Give the count of lines in the data that include the string "right", with no added remarks.

**** Task inputs

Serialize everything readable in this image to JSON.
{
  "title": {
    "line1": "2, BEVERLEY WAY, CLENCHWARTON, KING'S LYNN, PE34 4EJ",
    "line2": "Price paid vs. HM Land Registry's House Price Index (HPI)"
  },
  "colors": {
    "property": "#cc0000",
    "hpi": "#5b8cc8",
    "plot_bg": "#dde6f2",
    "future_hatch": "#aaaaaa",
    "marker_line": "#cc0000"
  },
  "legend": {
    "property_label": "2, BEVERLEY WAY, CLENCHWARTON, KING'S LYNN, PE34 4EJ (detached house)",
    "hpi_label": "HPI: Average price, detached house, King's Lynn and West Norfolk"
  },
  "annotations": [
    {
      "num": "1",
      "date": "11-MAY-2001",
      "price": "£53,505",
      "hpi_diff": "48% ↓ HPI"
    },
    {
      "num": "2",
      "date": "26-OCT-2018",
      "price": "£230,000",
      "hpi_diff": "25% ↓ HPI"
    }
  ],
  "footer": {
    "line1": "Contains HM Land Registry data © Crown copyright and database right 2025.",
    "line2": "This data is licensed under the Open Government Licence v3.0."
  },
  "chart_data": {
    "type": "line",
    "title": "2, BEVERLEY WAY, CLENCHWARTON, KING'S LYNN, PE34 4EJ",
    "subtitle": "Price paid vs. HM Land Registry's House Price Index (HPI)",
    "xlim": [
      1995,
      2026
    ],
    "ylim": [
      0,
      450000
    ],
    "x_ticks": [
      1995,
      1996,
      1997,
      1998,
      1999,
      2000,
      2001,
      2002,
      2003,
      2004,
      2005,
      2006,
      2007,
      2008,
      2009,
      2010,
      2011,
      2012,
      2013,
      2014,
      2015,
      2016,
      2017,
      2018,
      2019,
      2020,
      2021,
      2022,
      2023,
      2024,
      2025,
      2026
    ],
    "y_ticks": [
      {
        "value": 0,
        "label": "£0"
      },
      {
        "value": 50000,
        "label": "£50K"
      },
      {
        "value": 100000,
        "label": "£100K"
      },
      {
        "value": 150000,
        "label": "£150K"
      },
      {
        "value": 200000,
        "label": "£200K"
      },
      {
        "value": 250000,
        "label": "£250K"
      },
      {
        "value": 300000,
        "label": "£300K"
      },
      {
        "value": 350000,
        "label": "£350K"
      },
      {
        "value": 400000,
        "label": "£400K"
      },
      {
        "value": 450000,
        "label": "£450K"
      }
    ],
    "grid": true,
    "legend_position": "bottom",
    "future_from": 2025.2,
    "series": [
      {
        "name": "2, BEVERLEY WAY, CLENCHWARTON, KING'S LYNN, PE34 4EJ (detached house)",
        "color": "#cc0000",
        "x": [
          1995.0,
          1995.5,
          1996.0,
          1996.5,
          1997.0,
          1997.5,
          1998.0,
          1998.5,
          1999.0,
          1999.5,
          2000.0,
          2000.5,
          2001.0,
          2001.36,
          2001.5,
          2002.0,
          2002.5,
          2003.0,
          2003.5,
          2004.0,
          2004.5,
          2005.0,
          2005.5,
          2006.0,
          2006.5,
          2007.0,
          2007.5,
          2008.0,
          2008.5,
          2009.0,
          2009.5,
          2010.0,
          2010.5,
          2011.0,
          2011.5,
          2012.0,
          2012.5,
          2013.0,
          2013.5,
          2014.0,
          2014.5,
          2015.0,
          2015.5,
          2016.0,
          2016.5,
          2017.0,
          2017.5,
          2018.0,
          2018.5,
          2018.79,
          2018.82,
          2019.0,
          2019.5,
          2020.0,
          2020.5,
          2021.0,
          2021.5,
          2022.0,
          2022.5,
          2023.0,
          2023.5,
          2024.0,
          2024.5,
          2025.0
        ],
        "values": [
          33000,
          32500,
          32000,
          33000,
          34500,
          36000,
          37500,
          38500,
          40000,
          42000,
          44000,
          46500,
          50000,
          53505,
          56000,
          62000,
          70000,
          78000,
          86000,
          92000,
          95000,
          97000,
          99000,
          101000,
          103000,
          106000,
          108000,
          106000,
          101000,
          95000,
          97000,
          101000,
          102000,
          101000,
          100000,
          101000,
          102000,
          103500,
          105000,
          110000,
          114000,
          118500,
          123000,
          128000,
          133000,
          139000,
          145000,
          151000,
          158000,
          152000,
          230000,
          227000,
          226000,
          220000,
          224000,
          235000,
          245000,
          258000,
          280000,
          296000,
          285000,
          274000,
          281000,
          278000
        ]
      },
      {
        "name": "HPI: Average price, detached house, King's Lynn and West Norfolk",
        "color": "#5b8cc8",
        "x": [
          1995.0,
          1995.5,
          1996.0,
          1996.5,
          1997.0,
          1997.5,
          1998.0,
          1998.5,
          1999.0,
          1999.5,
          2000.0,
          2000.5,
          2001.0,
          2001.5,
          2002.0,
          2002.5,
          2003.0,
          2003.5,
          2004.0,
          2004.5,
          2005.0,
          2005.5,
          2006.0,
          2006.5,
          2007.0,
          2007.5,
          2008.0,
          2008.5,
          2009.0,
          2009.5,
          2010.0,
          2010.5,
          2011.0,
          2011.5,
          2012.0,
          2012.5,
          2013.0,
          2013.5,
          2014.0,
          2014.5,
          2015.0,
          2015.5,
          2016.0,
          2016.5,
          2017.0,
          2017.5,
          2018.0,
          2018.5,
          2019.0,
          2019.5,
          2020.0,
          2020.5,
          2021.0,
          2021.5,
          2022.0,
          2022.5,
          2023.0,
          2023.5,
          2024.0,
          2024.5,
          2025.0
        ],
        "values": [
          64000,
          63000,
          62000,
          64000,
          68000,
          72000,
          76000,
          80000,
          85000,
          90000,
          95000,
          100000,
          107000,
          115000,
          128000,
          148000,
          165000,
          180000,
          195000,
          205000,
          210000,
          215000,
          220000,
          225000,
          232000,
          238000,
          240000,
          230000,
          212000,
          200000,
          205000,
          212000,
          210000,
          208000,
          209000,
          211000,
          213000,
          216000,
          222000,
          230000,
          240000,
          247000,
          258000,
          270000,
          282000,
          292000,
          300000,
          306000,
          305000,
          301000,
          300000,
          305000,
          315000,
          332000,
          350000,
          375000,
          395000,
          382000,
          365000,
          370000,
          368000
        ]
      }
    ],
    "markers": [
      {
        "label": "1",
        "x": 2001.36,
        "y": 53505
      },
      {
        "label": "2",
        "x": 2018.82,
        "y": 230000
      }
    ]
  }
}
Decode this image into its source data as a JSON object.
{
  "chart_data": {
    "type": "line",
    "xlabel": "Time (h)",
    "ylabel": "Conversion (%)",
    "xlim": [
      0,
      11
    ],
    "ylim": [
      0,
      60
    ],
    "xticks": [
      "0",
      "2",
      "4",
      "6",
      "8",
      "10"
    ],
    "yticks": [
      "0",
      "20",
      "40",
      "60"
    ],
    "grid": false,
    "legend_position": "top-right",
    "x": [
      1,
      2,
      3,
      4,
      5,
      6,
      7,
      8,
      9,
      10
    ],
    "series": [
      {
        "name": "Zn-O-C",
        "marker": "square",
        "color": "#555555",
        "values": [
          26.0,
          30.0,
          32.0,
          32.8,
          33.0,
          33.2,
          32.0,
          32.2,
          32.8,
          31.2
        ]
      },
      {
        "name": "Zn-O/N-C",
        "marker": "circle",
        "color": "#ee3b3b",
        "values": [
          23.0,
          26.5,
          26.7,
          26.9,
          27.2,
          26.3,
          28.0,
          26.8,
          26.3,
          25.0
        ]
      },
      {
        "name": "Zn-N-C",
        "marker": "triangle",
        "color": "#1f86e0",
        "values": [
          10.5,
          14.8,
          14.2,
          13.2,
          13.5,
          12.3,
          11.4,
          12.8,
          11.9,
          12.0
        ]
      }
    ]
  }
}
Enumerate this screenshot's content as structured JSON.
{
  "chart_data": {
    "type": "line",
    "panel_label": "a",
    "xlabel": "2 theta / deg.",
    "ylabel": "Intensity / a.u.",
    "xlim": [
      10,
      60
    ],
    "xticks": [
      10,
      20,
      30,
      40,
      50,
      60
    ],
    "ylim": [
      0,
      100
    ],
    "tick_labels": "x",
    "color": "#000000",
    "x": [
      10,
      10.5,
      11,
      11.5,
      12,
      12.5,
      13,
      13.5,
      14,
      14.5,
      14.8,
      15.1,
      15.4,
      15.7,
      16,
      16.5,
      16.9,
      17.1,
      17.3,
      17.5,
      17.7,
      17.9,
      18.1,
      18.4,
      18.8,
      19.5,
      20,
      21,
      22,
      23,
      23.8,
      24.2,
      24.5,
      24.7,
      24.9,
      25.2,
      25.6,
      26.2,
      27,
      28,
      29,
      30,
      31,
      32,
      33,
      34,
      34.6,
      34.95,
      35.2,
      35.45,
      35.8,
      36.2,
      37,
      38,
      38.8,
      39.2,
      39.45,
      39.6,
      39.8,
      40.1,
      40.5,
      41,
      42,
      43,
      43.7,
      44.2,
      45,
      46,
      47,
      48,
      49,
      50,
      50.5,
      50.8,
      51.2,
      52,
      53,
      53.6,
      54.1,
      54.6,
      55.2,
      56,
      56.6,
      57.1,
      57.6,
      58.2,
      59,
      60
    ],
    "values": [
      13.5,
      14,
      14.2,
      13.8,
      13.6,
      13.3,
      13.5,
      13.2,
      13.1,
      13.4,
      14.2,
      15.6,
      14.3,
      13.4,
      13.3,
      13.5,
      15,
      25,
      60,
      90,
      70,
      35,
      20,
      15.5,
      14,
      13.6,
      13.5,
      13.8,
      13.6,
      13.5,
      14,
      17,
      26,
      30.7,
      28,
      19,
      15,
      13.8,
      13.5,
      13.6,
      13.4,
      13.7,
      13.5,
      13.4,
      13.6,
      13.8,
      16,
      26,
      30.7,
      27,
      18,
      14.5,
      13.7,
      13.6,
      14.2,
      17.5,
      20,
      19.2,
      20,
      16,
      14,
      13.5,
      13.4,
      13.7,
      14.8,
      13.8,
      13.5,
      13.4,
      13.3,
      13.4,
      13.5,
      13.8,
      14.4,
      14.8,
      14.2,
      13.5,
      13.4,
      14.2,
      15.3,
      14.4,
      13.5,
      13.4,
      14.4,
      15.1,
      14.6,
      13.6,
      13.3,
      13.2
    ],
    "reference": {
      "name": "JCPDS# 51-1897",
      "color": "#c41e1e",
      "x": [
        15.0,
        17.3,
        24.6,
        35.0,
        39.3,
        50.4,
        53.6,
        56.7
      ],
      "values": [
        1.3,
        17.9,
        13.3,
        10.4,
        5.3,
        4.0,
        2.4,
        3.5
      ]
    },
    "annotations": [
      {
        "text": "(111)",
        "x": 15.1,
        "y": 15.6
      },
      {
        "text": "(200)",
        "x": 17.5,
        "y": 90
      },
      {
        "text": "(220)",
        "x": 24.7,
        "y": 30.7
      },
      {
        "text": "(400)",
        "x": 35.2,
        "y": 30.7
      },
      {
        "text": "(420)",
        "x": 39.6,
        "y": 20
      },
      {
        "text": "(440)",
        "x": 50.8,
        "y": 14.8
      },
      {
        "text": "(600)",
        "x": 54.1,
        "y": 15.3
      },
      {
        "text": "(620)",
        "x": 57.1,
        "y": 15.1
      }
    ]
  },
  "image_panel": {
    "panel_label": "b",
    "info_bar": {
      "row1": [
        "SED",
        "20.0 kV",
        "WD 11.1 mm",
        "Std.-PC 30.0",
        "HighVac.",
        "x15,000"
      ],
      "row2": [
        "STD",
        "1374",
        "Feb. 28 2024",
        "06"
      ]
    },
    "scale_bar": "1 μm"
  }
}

********

Exercise result:
2